» STATED TASK: Quote the records below in full, exactly as given, with the images taken out.
────────────────────────────────────────
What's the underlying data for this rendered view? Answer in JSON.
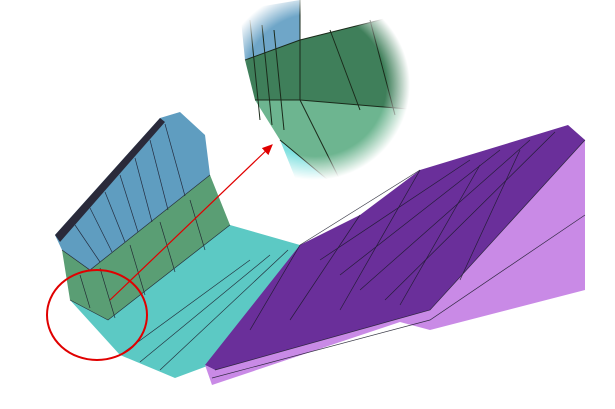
{
  "colors": {
    "wall_blue": "#5f9dc0",
    "band_green": "#5a9e74",
    "curve_cyan": "#5cc9c4",
    "slab_purple": "#6a2f9a",
    "slab_edge": "#c98ae6",
    "highlight_red": "#e00000",
    "mesh_line": "#1a1a2a"
  },
  "annotations": {
    "highlight": "circle",
    "pointer": "arrow",
    "detail_view": "magnified-circle"
  }
}
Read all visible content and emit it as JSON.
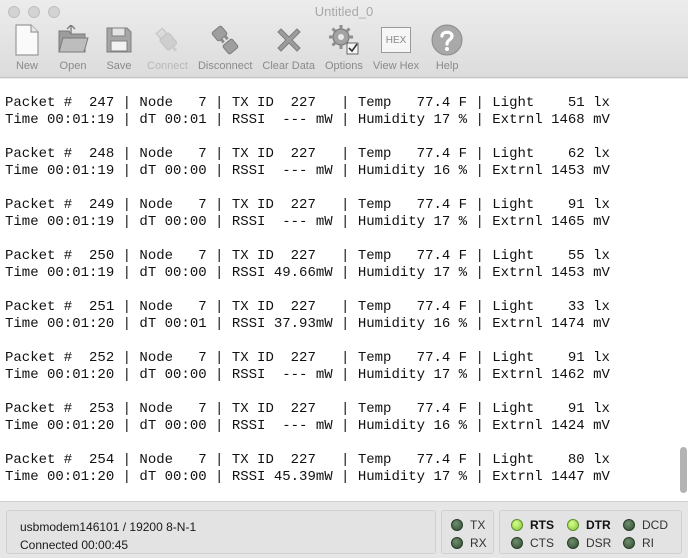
{
  "window": {
    "title": "Untitled_0"
  },
  "toolbar": {
    "new": "New",
    "open": "Open",
    "save": "Save",
    "connect": "Connect",
    "disconnect": "Disconnect",
    "clear": "Clear Data",
    "options": "Options",
    "hex_icon": "HEX",
    "view_hex": "View Hex",
    "help": "Help"
  },
  "terminal": {
    "packets": [
      {
        "line1": "Packet #  247 | Node   7 | TX ID  227   | Temp   77.4 F | Light    51 lx",
        "line2": "Time 00:01:19 | dT 00:01 | RSSI  --- mW | Humidity 17 % | Extrnl 1468 mV"
      },
      {
        "line1": "Packet #  248 | Node   7 | TX ID  227   | Temp   77.4 F | Light    62 lx",
        "line2": "Time 00:01:19 | dT 00:00 | RSSI  --- mW | Humidity 16 % | Extrnl 1453 mV"
      },
      {
        "line1": "Packet #  249 | Node   7 | TX ID  227   | Temp   77.4 F | Light    91 lx",
        "line2": "Time 00:01:19 | dT 00:00 | RSSI  --- mW | Humidity 17 % | Extrnl 1465 mV"
      },
      {
        "line1": "Packet #  250 | Node   7 | TX ID  227   | Temp   77.4 F | Light    55 lx",
        "line2": "Time 00:01:19 | dT 00:00 | RSSI 49.66mW | Humidity 17 % | Extrnl 1453 mV"
      },
      {
        "line1": "Packet #  251 | Node   7 | TX ID  227   | Temp   77.4 F | Light    33 lx",
        "line2": "Time 00:01:20 | dT 00:01 | RSSI 37.93mW | Humidity 16 % | Extrnl 1474 mV"
      },
      {
        "line1": "Packet #  252 | Node   7 | TX ID  227   | Temp   77.4 F | Light    91 lx",
        "line2": "Time 00:01:20 | dT 00:00 | RSSI  --- mW | Humidity 17 % | Extrnl 1462 mV"
      },
      {
        "line1": "Packet #  253 | Node   7 | TX ID  227   | Temp   77.4 F | Light    91 lx",
        "line2": "Time 00:01:20 | dT 00:00 | RSSI  --- mW | Humidity 16 % | Extrnl 1424 mV"
      },
      {
        "line1": "Packet #  254 | Node   7 | TX ID  227   | Temp   77.4 F | Light    80 lx",
        "line2": "Time 00:01:20 | dT 00:00 | RSSI 45.39mW | Humidity 17 % | Extrnl 1447 mV"
      }
    ]
  },
  "status": {
    "port": "usbmodem146101 / 19200 8-N-1",
    "connection": "Connected 00:00:45",
    "signals": {
      "tx": "TX",
      "rx": "RX",
      "rts": "RTS",
      "cts": "CTS",
      "dtr": "DTR",
      "dsr": "DSR",
      "dcd": "DCD",
      "ri": "RI"
    },
    "colors": {
      "led_on": "#9be14f",
      "led_off": "#3d5a3d"
    }
  }
}
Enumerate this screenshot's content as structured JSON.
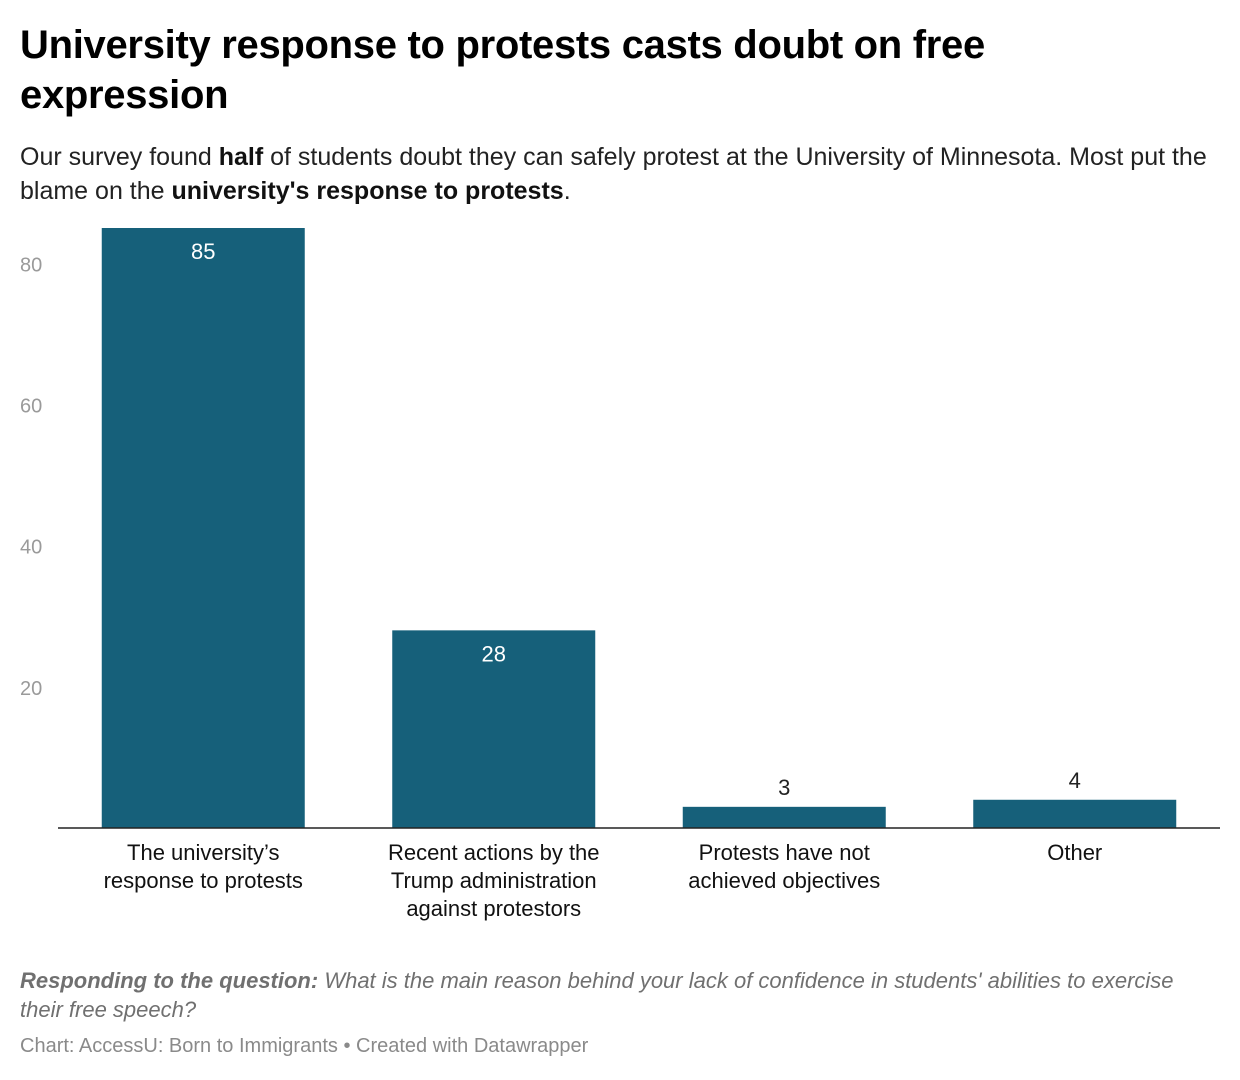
{
  "header": {
    "title": "University response to protests casts doubt on free expression",
    "subtitle_parts": [
      {
        "text": "Our survey found ",
        "bold": false
      },
      {
        "text": "half",
        "bold": true
      },
      {
        "text": " of students doubt they can safely protest at the University of Minnesota. Most put the blame on the ",
        "bold": false
      },
      {
        "text": "university's response to protests",
        "bold": true
      },
      {
        "text": ".",
        "bold": false
      }
    ]
  },
  "chart_data": {
    "type": "bar",
    "title": "University response to protests casts doubt on free expression",
    "xlabel": "",
    "ylabel": "",
    "categories": [
      [
        "The university’s",
        "response to protests"
      ],
      [
        "Recent actions by the",
        "Trump administration",
        "against protestors"
      ],
      [
        "Protests have not",
        "achieved objectives"
      ],
      [
        "Other"
      ]
    ],
    "values": [
      85,
      28,
      3,
      4
    ],
    "ylim": [
      0,
      85
    ],
    "yticks": [
      20,
      40,
      60,
      80
    ],
    "grid": false,
    "bar_color": "#16607a",
    "label_color_inside": "#ffffff",
    "label_color_outside": "#222222",
    "tick_color": "#9a9a9a"
  },
  "footer": {
    "question_label": "Responding to the question:",
    "question_text": " What is the main reason behind your lack of confidence in students' abilities to exercise their free speech?",
    "credit": "Chart: AccessU: Born to Immigrants • Created with Datawrapper"
  }
}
────────────────────────────────────────
» ANSWER TO THIS PROBLEM:
What's the underlying data for this rendered view? Answer in JSON.
{
  "colors": {
    "wall_blue": "#5f9dc0",
    "band_green": "#5a9e74",
    "curve_cyan": "#5cc9c4",
    "slab_purple": "#6a2f9a",
    "slab_edge": "#c98ae6",
    "highlight_red": "#e00000",
    "mesh_line": "#1a1a2a"
  },
  "annotations": {
    "highlight": "circle",
    "pointer": "arrow",
    "detail_view": "magnified-circle"
  }
}
Read all visible content and emit it as JSON.
{
  "window": {
    "title": "Untitled_0"
  },
  "toolbar": {
    "new": "New",
    "open": "Open",
    "save": "Save",
    "connect": "Connect",
    "disconnect": "Disconnect",
    "clear": "Clear Data",
    "options": "Options",
    "hex_icon": "HEX",
    "view_hex": "View Hex",
    "help": "Help"
  },
  "terminal": {
    "packets": [
      {
        "line1": "Packet #  247 | Node   7 | TX ID  227   | Temp   77.4 F | Light    51 lx",
        "line2": "Time 00:01:19 | dT 00:01 | RSSI  --- mW | Humidity 17 % | Extrnl 1468 mV"
      },
      {
        "line1": "Packet #  248 | Node   7 | TX ID  227   | Temp   77.4 F | Light    62 lx",
        "line2": "Time 00:01:19 | dT 00:00 | RSSI  --- mW | Humidity 16 % | Extrnl 1453 mV"
      },
      {
        "line1": "Packet #  249 | Node   7 | TX ID  227   | Temp   77.4 F | Light    91 lx",
        "line2": "Time 00:01:19 | dT 00:00 | RSSI  --- mW | Humidity 17 % | Extrnl 1465 mV"
      },
      {
        "line1": "Packet #  250 | Node   7 | TX ID  227   | Temp   77.4 F | Light    55 lx",
        "line2": "Time 00:01:19 | dT 00:00 | RSSI 49.66mW | Humidity 17 % | Extrnl 1453 mV"
      },
      {
        "line1": "Packet #  251 | Node   7 | TX ID  227   | Temp   77.4 F | Light    33 lx",
        "line2": "Time 00:01:20 | dT 00:01 | RSSI 37.93mW | Humidity 16 % | Extrnl 1474 mV"
      },
      {
        "line1": "Packet #  252 | Node   7 | TX ID  227   | Temp   77.4 F | Light    91 lx",
        "line2": "Time 00:01:20 | dT 00:00 | RSSI  --- mW | Humidity 17 % | Extrnl 1462 mV"
      },
      {
        "line1": "Packet #  253 | Node   7 | TX ID  227   | Temp   77.4 F | Light    91 lx",
        "line2": "Time 00:01:20 | dT 00:00 | RSSI  --- mW | Humidity 16 % | Extrnl 1424 mV"
      },
      {
        "line1": "Packet #  254 | Node   7 | TX ID  227   | Temp   77.4 F | Light    80 lx",
        "line2": "Time 00:01:20 | dT 00:00 | RSSI 45.39mW | Humidity 17 % | Extrnl 1447 mV"
      }
    ]
  },
  "status": {
    "port": "usbmodem146101 / 19200 8-N-1",
    "connection": "Connected 00:00:45",
    "signals": {
      "tx": "TX",
      "rx": "RX",
      "rts": "RTS",
      "cts": "CTS",
      "dtr": "DTR",
      "dsr": "DSR",
      "dcd": "DCD",
      "ri": "RI"
    },
    "colors": {
      "led_on": "#9be14f",
      "led_off": "#3d5a3d"
    }
  }
}
Enumerate this screenshot's content as structured JSON.
{
  "header": {
    "title": "University response to protests casts doubt on free expression",
    "subtitle_parts": [
      {
        "text": "Our survey found ",
        "bold": false
      },
      {
        "text": "half",
        "bold": true
      },
      {
        "text": " of students doubt they can safely protest at the University of Minnesota. Most put the blame on the ",
        "bold": false
      },
      {
        "text": "university's response to protests",
        "bold": true
      },
      {
        "text": ".",
        "bold": false
      }
    ]
  },
  "chart_data": {
    "type": "bar",
    "title": "University response to protests casts doubt on free expression",
    "xlabel": "",
    "ylabel": "",
    "categories": [
      [
        "The university’s",
        "response to protests"
      ],
      [
        "Recent actions by the",
        "Trump administration",
        "against protestors"
      ],
      [
        "Protests have not",
        "achieved objectives"
      ],
      [
        "Other"
      ]
    ],
    "values": [
      85,
      28,
      3,
      4
    ],
    "ylim": [
      0,
      85
    ],
    "yticks": [
      20,
      40,
      60,
      80
    ],
    "grid": false,
    "bar_color": "#16607a",
    "label_color_inside": "#ffffff",
    "label_color_outside": "#222222",
    "tick_color": "#9a9a9a"
  },
  "footer": {
    "question_label": "Responding to the question:",
    "question_text": " What is the main reason behind your lack of confidence in students' abilities to exercise their free speech?",
    "credit": "Chart: AccessU: Born to Immigrants • Created with Datawrapper"
  }
}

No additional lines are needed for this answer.